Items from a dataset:
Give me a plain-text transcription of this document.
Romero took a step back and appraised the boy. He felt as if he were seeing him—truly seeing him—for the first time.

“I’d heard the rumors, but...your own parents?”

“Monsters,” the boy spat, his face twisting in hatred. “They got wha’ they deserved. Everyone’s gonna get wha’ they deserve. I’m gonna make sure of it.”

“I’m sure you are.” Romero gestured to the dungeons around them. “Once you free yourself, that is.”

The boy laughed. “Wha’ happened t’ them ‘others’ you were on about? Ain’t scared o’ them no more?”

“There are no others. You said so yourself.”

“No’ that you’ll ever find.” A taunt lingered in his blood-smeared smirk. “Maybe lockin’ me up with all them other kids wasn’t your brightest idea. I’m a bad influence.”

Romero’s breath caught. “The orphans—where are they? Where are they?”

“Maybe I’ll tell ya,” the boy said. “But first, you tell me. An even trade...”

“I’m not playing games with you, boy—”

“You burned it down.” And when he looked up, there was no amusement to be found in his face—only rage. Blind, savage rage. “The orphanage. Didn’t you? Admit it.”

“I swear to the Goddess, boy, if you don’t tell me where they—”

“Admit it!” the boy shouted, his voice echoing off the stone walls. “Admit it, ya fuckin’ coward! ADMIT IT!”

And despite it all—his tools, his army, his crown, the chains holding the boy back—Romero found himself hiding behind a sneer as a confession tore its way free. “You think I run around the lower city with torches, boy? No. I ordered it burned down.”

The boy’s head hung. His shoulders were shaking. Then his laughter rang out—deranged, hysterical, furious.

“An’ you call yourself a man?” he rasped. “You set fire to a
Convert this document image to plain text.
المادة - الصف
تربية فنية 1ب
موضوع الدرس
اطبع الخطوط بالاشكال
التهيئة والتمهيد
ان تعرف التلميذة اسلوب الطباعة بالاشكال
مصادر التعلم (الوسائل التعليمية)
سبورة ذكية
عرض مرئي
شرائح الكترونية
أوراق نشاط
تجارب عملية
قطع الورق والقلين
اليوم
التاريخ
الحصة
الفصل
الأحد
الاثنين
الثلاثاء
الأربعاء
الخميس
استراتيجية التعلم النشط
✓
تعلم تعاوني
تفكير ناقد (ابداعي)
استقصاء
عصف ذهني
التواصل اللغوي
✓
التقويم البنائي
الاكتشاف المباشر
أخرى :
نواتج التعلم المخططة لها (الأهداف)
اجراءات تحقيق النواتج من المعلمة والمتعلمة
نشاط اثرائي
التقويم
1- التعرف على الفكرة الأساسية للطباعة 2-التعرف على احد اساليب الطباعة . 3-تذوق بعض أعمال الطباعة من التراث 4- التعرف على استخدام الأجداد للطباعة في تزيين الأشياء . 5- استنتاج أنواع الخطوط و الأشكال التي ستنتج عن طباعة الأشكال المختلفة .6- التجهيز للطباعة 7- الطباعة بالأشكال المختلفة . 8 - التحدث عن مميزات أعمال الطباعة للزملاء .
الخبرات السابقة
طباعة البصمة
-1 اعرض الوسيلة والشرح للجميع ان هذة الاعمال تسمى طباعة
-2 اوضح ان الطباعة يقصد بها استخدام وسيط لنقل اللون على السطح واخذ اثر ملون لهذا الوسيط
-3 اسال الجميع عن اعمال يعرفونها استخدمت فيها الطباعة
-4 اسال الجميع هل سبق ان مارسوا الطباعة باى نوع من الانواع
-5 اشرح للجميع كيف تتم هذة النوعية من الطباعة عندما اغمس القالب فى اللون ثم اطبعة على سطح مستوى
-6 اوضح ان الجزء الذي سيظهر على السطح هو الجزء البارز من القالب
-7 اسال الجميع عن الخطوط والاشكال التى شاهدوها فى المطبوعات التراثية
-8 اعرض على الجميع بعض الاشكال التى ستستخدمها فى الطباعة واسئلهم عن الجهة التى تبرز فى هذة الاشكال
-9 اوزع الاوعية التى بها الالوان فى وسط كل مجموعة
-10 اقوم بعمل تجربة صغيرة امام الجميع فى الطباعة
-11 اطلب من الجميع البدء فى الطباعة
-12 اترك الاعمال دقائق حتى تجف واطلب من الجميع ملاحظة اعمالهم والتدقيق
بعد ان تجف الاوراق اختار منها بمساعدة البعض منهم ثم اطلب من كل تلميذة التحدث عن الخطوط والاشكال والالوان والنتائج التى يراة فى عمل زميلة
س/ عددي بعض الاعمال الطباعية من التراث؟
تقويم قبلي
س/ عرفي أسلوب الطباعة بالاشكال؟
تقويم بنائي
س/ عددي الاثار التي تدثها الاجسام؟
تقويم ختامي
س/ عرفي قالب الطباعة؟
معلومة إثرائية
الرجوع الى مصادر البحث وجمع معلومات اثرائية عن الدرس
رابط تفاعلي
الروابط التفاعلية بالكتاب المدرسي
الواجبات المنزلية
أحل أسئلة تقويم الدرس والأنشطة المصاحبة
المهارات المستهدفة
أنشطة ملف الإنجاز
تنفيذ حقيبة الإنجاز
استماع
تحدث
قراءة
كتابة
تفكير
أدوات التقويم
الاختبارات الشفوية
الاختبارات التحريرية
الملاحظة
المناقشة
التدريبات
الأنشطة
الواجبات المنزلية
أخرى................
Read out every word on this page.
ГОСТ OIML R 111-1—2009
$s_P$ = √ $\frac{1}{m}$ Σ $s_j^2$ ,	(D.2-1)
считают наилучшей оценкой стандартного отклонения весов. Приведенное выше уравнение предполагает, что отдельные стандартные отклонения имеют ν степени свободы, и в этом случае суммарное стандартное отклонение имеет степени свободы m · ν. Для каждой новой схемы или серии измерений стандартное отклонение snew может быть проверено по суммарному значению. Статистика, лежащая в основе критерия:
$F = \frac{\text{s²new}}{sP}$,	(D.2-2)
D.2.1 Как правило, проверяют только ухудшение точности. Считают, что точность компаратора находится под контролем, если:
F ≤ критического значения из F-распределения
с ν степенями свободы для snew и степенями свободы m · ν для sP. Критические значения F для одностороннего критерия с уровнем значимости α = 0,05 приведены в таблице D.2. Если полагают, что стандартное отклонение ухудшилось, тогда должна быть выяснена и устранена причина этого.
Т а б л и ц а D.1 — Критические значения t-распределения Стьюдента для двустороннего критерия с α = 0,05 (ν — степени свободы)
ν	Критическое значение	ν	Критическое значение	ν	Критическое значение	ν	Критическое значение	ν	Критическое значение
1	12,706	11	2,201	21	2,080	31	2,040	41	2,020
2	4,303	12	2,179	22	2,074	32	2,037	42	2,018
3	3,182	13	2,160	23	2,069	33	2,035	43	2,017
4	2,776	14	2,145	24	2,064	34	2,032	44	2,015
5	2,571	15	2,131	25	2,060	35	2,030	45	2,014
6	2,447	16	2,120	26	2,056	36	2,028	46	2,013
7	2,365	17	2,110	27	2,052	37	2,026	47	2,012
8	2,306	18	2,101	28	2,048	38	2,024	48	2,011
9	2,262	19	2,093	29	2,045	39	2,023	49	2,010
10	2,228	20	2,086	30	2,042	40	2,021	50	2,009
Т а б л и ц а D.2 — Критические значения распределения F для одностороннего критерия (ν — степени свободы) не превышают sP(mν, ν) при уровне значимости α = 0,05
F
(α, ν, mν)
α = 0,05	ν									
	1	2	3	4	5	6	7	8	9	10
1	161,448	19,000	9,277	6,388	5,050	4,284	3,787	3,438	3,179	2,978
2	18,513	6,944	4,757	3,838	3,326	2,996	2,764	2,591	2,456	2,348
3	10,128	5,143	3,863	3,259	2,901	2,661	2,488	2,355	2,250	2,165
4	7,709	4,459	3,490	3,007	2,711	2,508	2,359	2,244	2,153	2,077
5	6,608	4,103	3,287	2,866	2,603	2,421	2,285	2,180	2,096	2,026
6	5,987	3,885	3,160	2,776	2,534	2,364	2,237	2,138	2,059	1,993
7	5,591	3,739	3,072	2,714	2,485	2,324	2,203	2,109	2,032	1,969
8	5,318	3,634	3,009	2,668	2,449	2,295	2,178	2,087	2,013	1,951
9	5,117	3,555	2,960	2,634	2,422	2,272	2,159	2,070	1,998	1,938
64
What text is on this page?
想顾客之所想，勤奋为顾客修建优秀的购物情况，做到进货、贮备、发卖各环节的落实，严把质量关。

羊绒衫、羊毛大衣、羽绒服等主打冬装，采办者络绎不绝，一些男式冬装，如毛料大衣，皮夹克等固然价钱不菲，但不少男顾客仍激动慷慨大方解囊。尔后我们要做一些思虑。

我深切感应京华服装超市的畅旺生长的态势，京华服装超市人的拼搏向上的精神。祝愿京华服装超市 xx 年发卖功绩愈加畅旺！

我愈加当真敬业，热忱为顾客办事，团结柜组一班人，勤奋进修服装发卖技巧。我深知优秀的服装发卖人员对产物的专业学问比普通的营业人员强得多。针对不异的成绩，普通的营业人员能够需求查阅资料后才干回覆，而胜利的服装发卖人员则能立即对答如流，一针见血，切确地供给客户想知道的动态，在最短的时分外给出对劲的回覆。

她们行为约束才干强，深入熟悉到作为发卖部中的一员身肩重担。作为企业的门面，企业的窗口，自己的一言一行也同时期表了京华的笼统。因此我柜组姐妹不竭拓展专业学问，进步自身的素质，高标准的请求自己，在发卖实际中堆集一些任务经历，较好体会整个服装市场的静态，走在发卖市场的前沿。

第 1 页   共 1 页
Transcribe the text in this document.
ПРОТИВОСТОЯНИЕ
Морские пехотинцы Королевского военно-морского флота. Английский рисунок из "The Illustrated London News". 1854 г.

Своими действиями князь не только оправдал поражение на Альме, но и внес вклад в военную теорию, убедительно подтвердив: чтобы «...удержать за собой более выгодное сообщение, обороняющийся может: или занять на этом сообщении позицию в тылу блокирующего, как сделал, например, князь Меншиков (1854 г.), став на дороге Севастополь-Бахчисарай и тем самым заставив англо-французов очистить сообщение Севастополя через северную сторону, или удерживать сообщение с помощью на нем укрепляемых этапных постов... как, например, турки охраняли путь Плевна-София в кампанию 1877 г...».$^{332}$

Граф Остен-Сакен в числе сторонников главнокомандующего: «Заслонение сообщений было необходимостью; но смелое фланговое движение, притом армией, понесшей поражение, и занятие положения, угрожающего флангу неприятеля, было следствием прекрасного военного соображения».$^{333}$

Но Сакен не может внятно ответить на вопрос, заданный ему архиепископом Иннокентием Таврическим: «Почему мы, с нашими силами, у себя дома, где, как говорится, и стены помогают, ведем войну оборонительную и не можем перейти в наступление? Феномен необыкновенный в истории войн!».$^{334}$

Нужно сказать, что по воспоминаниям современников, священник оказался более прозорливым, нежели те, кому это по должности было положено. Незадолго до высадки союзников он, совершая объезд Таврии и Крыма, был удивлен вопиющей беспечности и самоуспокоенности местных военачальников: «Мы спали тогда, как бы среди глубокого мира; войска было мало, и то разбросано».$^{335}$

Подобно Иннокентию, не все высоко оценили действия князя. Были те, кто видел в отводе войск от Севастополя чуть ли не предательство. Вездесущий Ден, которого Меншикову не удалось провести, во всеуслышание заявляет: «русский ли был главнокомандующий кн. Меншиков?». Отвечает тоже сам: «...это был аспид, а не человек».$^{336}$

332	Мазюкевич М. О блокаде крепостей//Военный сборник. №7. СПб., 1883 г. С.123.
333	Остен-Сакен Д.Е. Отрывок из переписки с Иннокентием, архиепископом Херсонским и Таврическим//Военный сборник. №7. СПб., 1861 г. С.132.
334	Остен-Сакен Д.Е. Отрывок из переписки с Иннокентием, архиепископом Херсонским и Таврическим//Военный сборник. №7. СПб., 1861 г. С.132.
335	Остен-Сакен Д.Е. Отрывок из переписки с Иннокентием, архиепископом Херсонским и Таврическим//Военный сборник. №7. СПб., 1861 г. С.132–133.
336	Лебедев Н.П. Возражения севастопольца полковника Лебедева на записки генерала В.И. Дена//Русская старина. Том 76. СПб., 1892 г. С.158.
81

→ Set exercise: Respond with the number of lines containing "Херсонским" and no additional words.

→ Exercise output: 3